* **Input for this task**:
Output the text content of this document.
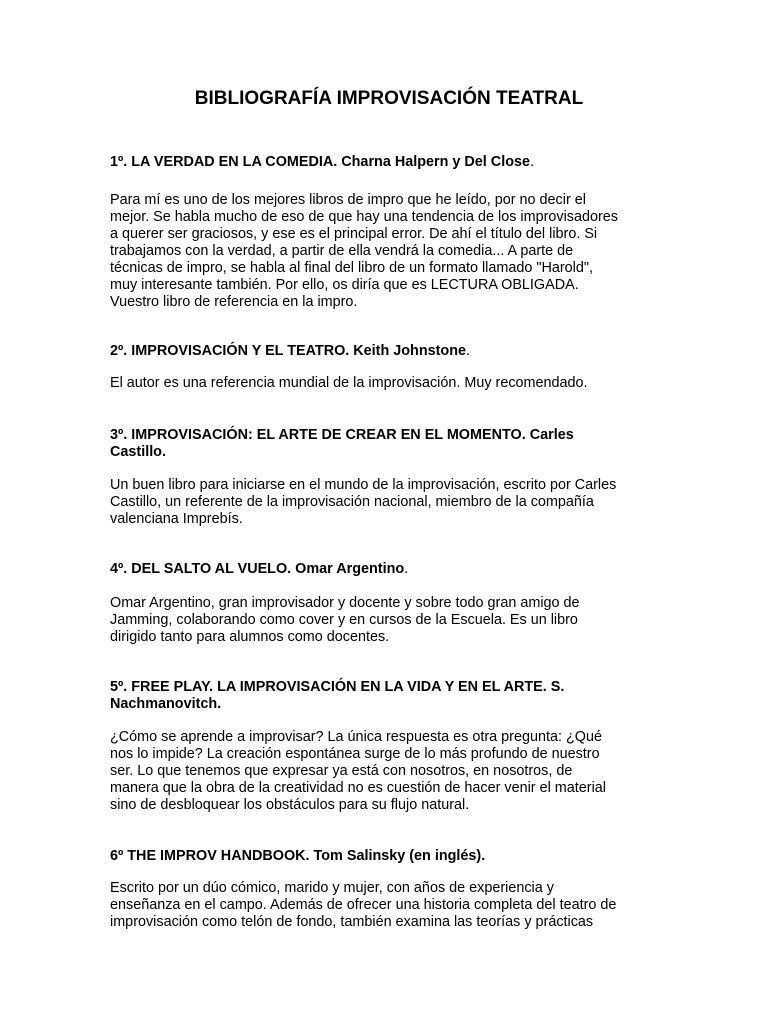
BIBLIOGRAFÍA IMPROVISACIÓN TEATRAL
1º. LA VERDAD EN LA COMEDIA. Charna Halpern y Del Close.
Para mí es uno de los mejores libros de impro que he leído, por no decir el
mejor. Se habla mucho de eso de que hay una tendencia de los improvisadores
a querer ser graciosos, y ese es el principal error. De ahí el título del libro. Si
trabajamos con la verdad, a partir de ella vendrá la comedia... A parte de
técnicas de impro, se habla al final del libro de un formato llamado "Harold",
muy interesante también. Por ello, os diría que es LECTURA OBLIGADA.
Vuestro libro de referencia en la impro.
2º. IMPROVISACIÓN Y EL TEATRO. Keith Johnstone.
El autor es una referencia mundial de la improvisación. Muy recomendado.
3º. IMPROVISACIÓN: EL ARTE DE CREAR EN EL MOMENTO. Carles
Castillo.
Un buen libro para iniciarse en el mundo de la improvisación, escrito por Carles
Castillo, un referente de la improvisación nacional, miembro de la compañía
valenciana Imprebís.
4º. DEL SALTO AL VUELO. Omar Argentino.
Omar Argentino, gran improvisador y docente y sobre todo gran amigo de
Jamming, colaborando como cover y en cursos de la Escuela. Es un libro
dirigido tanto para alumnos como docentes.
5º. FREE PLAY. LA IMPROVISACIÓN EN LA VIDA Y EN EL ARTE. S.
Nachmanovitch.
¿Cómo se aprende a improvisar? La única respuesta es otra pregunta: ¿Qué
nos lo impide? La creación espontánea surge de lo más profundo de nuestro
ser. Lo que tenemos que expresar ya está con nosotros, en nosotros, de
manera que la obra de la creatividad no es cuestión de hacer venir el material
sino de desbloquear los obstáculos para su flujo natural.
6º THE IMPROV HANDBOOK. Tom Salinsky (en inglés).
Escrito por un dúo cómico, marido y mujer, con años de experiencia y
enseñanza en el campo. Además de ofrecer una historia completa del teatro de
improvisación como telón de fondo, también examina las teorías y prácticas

* **Aim of the task**:
Print out every entry above without changing a word, and leave out the pictures.

* **The result**:
Output the text content of this document.
BIBLIOGRAFÍA IMPROVISACIÓN TEATRAL
1º. LA VERDAD EN LA COMEDIA. Charna Halpern y Del Close.
Para mí es uno de los mejores libros de impro que he leído, por no decir el
mejor. Se habla mucho de eso de que hay una tendencia de los improvisadores
a querer ser graciosos, y ese es el principal error. De ahí el título del libro. Si
trabajamos con la verdad, a partir de ella vendrá la comedia... A parte de
técnicas de impro, se habla al final del libro de un formato llamado "Harold",
muy interesante también. Por ello, os diría que es LECTURA OBLIGADA.
Vuestro libro de referencia en la impro.
2º. IMPROVISACIÓN Y EL TEATRO. Keith Johnstone.
El autor es una referencia mundial de la improvisación. Muy recomendado.
3º. IMPROVISACIÓN: EL ARTE DE CREAR EN EL MOMENTO. Carles
Castillo.
Un buen libro para iniciarse en el mundo de la improvisación, escrito por Carles
Castillo, un referente de la improvisación nacional, miembro de la compañía
valenciana Imprebís.
4º. DEL SALTO AL VUELO. Omar Argentino.
Omar Argentino, gran improvisador y docente y sobre todo gran amigo de
Jamming, colaborando como cover y en cursos de la Escuela. Es un libro
dirigido tanto para alumnos como docentes.
5º. FREE PLAY. LA IMPROVISACIÓN EN LA VIDA Y EN EL ARTE. S.
Nachmanovitch.
¿Cómo se aprende a improvisar? La única respuesta es otra pregunta: ¿Qué
nos lo impide? La creación espontánea surge de lo más profundo de nuestro
ser. Lo que tenemos que expresar ya está con nosotros, en nosotros, de
manera que la obra de la creatividad no es cuestión de hacer venir el material
sino de desbloquear los obstáculos para su flujo natural.
6º THE IMPROV HANDBOOK. Tom Salinsky (en inglés).
Escrito por un dúo cómico, marido y mujer, con años de experiencia y
enseñanza en el campo. Además de ofrecer una historia completa del teatro de
improvisación como telón de fondo, también examina las teorías y prácticas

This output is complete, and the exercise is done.